_PASSAGE SHOWN_

----------

= Harmony Company models =

Musical instruments manufactured by the Harmony Company

The Harmony Company of Illinois, United States, manufactured a wide variety of musical instruments which were popular during most of the 20th century. This article is devoted to documenting these instruments.

== Numbering convention ==

Harmony's model numbers consisted of an 'H' followed by a 2 to 4 digit number. The 'H' stood for the name of the company.

== Model and date stamps ==

Harmony hollow-body instruments were marked with inkstamps within the body of the instrument. A model/batch number of the form nnnnHmmmm where 'nnnn' is a batch number and 'mmmm' is a model number ('6072H950' for example would be an H950 model). They were also date stamped using an 'F' for instruments manufactured during the first half of the year and an 'S' for those built in the second half, and a 2 digit year code. ('F-45' would indicate the instrument was manufactured in the first half of 1945).

----------

_WORK TO DO_
**a)** In the Harmony Company article, why would the stamp '6072H950' mark an H950 model? Answer in one to three sentences.
**b)** Summarize the Harmony Company article in two sentences.
**c)** Resume the Harmony Company article right after its final sentence.

_DATA BLOCK_
----------

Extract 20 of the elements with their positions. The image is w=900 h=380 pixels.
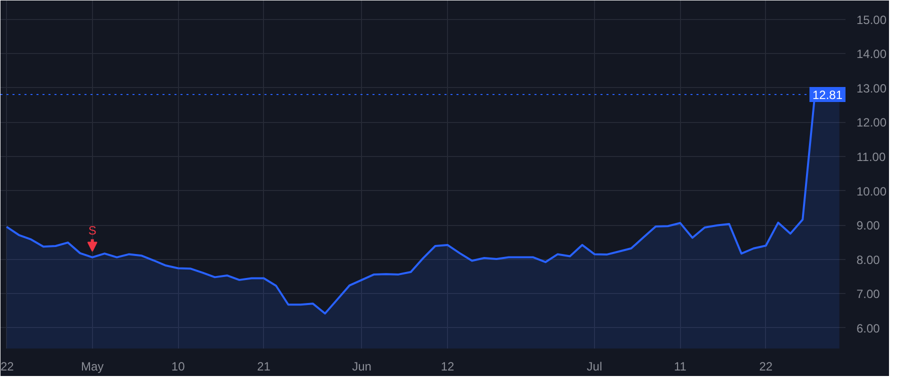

----------

_OUTPUTS BY TASK_
**a)** Harmony's model/batch stamps took the form nnnnHmmmm. The digits before the 'H' are a batch number and the digits after it are the model number. In '6072H950', 6072 is the batch and 950 is the model, so the instrument is an H950.

**b)** The Harmony Company of Illinois made many musical instruments that were popular for most of the 20th century, and its model numbers were an 'H', standing for the company name, followed by two to four digits. Its hollow-body instruments carried inkstamps inside the body: a model/batch number of the form nnnnHmmmm, and a date stamp using 'F' for the first half of the year or 'S' for the second, plus a two-digit year code.

**c)**
== OEM models ==

Harmony was an original equipment manufacturer (OEM) for several other brands, most notably Silvertone. The OEM models were typically very similar to Harmony instruments but with cosmetic differences (e.g., finish color).

Pickups for almost all Harmony electric guitars and basses were manufactured by Rowe Industries in Toledo, Ohio, from the mid 1940s until the closure of Harmony in the mid 1970s.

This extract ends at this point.